* _Task brief_:
Collect each line of the entries that holds the string "tasks".

-=-=-=-=-

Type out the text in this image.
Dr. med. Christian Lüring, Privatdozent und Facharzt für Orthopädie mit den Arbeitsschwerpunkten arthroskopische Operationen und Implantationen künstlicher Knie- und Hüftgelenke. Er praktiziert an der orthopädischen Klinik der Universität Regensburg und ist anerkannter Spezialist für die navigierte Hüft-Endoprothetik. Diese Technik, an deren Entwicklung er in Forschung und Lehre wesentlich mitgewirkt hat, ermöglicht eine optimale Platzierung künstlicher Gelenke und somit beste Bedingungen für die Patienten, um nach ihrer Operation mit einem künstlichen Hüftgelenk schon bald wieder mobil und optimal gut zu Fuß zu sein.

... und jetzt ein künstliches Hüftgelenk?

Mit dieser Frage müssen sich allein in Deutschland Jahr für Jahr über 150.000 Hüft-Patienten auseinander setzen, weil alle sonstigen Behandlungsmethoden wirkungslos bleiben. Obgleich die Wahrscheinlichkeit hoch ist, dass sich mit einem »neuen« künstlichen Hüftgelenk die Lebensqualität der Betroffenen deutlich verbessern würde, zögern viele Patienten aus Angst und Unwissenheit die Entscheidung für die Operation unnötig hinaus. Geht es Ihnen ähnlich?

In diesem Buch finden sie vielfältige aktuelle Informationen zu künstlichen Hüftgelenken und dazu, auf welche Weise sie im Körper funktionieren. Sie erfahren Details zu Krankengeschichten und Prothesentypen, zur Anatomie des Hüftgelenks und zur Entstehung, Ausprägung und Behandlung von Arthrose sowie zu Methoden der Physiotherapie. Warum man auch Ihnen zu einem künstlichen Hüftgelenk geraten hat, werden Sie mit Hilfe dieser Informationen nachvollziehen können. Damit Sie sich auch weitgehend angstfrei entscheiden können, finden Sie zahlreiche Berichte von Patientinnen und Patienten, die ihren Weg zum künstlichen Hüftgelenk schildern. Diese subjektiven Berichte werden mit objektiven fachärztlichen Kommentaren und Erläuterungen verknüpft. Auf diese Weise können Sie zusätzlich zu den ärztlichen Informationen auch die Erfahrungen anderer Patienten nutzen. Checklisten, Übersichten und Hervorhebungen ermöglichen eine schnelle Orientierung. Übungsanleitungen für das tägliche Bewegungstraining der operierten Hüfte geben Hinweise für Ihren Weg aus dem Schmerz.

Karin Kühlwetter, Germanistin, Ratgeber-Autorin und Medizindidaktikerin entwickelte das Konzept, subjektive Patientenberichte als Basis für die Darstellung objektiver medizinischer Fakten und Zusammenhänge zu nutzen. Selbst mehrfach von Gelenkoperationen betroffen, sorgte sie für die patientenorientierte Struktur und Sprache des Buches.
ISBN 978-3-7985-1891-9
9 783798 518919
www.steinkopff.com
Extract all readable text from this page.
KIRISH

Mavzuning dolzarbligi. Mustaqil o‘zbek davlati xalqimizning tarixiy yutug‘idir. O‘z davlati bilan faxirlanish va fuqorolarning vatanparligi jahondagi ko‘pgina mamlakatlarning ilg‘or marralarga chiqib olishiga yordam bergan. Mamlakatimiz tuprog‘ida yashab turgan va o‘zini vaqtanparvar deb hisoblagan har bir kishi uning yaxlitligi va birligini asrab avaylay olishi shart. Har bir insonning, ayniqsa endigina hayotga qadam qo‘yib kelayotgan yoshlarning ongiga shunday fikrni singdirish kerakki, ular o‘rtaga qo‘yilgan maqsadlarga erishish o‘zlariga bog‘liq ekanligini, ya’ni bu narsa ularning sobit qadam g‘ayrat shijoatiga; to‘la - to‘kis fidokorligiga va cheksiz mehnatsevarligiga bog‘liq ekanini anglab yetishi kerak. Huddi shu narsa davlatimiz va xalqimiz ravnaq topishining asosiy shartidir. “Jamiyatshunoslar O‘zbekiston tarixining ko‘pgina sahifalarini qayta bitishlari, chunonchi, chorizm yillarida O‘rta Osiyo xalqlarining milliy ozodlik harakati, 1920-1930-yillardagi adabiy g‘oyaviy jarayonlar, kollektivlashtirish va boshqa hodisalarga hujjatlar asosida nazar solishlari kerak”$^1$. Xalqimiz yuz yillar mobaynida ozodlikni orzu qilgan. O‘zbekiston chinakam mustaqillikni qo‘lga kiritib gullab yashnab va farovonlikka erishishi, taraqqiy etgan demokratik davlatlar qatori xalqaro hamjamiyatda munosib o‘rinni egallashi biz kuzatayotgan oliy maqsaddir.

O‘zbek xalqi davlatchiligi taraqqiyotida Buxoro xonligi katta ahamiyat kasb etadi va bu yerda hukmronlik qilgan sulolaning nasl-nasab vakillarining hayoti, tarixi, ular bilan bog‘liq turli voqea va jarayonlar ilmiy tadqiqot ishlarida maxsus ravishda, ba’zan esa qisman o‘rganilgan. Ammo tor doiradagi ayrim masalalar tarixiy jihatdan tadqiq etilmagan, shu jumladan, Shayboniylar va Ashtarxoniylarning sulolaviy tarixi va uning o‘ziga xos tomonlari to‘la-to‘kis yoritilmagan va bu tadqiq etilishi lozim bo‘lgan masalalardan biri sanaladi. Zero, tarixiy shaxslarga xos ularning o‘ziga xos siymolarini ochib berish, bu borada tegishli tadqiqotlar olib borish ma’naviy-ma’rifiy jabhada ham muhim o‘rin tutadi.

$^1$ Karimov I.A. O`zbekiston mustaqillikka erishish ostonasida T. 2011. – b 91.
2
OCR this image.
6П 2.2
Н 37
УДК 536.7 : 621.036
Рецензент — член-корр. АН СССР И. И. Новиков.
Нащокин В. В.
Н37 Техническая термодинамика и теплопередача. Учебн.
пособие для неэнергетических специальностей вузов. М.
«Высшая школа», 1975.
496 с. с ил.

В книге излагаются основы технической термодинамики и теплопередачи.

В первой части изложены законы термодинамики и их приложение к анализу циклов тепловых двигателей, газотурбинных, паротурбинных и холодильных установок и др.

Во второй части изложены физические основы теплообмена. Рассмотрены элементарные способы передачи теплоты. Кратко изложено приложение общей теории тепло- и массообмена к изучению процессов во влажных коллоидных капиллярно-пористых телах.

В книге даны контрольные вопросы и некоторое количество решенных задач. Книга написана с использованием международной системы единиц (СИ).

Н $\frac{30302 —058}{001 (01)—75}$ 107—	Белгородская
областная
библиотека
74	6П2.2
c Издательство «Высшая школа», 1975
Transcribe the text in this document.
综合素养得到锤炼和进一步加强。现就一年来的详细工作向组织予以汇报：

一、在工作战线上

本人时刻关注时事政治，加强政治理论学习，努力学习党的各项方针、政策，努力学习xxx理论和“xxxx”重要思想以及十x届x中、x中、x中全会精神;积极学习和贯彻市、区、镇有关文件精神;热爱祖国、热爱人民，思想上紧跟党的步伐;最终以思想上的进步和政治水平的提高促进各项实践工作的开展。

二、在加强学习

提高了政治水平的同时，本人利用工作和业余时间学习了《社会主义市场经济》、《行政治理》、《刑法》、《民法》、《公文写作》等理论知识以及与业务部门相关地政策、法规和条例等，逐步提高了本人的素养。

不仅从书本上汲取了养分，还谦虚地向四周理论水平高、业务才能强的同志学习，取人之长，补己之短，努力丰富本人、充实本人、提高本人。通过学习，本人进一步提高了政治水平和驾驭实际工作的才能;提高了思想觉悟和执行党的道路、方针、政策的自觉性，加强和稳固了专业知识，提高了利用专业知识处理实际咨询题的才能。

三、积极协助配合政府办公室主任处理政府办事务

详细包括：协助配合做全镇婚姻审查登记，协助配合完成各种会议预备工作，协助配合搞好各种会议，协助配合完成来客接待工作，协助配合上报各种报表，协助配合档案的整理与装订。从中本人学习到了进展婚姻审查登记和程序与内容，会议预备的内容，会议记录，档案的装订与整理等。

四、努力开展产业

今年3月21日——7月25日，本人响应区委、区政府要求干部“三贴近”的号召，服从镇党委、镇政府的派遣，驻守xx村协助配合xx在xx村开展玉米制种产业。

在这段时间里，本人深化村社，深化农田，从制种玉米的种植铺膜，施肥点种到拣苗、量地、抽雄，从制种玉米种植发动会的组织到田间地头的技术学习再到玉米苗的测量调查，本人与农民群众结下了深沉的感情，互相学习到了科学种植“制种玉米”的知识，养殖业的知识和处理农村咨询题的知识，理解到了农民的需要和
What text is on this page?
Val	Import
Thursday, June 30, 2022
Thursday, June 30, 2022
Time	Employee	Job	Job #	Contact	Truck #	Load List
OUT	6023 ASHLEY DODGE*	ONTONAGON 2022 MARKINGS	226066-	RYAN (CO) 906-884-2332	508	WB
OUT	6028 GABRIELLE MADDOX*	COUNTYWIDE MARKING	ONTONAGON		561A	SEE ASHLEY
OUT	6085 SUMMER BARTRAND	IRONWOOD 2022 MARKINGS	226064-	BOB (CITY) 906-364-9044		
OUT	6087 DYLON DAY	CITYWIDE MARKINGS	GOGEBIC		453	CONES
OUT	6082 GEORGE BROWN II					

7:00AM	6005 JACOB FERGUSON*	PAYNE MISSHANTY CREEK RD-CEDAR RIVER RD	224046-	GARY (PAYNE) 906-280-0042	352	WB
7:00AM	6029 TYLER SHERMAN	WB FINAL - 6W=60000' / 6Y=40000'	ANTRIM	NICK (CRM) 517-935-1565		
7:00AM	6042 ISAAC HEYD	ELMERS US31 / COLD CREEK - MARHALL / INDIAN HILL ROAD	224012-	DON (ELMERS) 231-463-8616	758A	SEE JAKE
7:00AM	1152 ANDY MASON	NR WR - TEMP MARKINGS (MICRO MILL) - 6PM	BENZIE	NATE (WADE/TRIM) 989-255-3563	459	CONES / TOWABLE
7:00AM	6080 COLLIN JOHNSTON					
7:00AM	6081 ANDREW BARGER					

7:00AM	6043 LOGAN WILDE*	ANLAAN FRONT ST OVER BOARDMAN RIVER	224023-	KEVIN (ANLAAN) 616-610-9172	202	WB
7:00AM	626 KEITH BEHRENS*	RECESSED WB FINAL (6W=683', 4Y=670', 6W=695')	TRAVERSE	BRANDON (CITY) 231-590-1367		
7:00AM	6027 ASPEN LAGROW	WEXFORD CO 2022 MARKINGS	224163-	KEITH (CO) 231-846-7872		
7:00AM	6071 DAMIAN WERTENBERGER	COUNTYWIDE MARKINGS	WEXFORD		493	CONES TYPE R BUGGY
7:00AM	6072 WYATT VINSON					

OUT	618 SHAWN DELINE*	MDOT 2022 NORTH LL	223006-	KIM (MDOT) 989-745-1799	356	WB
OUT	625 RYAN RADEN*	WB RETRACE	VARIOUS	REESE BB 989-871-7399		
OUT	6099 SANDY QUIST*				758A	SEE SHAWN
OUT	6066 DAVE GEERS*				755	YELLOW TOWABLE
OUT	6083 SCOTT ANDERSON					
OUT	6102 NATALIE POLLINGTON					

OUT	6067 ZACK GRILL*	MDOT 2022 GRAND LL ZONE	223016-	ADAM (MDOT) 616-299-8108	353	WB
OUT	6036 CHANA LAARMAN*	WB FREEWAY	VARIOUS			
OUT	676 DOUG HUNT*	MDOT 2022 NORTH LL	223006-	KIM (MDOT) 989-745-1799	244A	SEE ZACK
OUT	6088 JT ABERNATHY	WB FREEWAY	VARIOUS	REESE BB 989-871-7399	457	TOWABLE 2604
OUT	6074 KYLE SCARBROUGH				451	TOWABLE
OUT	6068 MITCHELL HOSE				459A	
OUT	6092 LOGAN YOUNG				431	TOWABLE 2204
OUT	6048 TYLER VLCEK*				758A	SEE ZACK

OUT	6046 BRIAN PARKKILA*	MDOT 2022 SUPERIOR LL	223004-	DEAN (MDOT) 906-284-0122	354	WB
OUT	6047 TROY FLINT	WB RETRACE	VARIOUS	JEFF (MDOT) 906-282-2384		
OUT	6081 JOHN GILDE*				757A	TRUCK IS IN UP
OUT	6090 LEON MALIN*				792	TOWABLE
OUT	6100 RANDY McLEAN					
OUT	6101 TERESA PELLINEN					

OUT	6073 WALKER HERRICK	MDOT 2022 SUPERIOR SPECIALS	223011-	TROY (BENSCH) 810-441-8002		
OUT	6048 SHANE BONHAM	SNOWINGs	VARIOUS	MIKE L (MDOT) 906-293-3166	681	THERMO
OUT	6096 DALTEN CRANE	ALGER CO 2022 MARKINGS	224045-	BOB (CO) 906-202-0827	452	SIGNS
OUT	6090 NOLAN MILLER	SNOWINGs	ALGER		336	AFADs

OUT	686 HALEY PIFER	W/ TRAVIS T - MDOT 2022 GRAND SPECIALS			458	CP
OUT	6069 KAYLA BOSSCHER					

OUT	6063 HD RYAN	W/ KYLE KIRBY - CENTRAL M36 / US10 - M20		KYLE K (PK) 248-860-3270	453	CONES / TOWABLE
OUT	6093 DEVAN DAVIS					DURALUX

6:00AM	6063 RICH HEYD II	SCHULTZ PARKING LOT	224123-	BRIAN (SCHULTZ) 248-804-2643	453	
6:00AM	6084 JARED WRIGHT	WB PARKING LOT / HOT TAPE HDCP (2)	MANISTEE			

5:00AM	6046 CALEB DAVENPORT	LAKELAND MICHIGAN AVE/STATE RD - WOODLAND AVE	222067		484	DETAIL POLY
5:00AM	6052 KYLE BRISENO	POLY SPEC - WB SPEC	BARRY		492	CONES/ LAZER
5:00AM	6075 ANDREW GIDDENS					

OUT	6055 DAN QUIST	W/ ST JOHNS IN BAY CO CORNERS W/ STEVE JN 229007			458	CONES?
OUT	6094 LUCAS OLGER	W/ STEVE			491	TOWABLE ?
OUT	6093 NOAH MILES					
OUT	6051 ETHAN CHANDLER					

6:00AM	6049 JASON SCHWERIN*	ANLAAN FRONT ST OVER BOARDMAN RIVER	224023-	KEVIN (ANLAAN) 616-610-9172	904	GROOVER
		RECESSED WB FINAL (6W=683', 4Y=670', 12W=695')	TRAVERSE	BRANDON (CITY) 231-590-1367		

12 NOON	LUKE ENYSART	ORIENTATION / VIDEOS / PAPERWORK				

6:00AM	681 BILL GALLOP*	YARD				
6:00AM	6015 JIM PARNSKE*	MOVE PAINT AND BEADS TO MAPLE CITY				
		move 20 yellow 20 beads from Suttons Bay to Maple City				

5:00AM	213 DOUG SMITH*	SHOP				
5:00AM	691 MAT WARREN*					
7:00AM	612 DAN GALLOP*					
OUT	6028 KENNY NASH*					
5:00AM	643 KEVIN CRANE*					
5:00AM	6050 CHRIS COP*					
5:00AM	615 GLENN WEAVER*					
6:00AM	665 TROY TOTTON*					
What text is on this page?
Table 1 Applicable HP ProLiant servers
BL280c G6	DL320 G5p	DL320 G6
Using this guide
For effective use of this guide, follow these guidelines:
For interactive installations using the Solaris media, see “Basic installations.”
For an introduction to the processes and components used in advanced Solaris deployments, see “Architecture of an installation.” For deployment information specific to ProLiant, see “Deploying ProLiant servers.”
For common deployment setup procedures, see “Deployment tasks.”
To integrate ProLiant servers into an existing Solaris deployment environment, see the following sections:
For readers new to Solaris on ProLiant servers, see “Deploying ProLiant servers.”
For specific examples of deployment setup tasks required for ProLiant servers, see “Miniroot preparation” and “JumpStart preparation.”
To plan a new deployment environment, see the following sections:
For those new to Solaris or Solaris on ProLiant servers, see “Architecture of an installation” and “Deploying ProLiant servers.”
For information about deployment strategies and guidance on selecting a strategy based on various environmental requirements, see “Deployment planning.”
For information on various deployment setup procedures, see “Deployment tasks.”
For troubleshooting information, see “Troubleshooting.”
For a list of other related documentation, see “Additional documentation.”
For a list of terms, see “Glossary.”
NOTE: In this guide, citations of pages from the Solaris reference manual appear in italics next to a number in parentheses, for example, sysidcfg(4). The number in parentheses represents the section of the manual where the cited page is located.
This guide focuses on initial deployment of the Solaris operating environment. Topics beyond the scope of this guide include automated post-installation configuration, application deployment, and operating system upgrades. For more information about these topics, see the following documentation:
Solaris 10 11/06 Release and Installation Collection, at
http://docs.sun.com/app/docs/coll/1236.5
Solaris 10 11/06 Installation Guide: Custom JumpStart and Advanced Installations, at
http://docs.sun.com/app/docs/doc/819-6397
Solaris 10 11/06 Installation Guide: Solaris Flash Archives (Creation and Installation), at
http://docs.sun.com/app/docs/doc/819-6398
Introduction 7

-=-=-=-=-

* _Result for this exercise_:
For common deployment setup procedures, see “Deployment tasks.”
For specific examples of deployment setup tasks required for ProLiant servers, see “Miniroot preparation” and “JumpStart preparation.”
For information on various deployment setup procedures, see “Deployment tasks.”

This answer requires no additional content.